== SHORT PROBLEM ==
Where a line in the listing below contains the word "Display", copy that line.
========================
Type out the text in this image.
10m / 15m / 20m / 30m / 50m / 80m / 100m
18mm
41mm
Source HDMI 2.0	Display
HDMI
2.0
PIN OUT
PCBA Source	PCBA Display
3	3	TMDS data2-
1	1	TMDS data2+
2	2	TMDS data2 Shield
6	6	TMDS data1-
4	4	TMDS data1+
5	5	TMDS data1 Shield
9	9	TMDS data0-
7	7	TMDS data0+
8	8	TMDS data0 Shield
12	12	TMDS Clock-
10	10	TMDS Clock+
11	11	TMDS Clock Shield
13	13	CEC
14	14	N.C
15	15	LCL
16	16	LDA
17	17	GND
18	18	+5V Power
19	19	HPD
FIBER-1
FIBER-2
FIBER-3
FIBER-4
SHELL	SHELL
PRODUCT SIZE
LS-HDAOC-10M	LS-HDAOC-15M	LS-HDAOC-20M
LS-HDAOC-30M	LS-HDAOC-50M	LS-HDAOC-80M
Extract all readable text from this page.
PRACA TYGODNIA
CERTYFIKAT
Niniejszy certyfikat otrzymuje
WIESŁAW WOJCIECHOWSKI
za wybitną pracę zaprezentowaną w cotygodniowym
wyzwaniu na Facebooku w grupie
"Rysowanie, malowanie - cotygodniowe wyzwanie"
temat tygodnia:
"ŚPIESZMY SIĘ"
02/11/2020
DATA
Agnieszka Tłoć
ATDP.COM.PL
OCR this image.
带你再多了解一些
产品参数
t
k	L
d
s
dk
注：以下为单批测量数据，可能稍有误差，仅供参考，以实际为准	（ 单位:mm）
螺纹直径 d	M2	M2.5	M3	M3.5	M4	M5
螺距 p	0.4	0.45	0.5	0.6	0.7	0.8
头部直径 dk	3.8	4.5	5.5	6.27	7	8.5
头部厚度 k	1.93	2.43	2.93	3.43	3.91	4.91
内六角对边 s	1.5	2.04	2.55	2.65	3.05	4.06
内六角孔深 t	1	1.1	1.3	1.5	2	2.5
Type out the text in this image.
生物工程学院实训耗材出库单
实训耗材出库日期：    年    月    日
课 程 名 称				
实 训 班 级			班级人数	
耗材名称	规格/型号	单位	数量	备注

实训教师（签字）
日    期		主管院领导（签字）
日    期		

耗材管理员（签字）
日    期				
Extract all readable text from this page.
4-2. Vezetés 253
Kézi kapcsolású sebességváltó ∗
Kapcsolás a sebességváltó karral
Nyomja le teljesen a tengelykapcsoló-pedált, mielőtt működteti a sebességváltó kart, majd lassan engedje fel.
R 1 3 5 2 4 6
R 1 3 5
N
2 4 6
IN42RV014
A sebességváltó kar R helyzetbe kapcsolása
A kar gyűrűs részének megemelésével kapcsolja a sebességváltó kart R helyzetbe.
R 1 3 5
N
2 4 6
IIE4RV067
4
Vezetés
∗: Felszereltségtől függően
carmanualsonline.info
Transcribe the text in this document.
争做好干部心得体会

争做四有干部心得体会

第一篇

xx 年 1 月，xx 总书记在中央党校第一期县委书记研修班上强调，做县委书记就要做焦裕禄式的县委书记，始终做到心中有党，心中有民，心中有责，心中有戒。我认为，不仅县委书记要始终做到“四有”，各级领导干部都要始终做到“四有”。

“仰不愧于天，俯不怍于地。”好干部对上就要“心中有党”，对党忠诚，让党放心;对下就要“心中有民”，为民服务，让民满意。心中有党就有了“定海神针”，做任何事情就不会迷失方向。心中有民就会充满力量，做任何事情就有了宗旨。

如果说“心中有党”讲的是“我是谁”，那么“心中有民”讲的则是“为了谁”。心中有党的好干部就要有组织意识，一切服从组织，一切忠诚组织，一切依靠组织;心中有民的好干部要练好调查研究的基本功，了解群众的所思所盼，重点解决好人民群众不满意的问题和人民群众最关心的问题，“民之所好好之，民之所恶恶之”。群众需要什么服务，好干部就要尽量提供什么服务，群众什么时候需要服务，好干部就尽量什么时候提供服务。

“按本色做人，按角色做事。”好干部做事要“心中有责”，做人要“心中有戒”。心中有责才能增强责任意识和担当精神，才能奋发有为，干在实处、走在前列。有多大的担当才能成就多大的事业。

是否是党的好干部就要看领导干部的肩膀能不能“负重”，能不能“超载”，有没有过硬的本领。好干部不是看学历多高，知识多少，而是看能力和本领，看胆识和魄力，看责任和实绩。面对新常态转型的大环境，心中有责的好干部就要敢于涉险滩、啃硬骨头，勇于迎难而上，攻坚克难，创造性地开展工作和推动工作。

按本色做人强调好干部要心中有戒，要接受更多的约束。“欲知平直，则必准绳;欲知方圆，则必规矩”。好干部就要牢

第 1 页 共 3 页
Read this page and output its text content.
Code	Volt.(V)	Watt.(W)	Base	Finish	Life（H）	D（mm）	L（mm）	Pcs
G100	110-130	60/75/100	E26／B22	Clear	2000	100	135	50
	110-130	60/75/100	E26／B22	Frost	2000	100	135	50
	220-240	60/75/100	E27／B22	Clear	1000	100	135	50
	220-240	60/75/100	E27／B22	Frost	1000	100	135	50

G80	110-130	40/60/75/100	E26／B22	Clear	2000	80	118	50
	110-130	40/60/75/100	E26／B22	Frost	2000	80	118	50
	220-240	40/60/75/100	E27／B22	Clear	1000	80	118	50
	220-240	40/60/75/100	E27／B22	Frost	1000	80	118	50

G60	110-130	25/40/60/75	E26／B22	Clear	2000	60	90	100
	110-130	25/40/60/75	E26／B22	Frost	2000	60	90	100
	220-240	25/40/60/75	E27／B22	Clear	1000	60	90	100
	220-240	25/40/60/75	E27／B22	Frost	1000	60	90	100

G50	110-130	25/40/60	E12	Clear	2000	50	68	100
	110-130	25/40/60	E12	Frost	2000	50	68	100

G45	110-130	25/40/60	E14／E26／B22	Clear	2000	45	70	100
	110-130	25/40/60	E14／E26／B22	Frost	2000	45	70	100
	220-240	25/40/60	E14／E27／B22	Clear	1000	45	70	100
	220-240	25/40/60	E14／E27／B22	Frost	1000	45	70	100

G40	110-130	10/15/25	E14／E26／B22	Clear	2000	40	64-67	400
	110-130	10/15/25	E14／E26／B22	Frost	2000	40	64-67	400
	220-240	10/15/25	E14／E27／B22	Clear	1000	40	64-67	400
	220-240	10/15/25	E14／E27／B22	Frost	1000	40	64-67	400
========================
== SOLUTION FOR THIS PROBLEM ==
Source HDMI 2.0	Display
PCBA Source	PCBA Display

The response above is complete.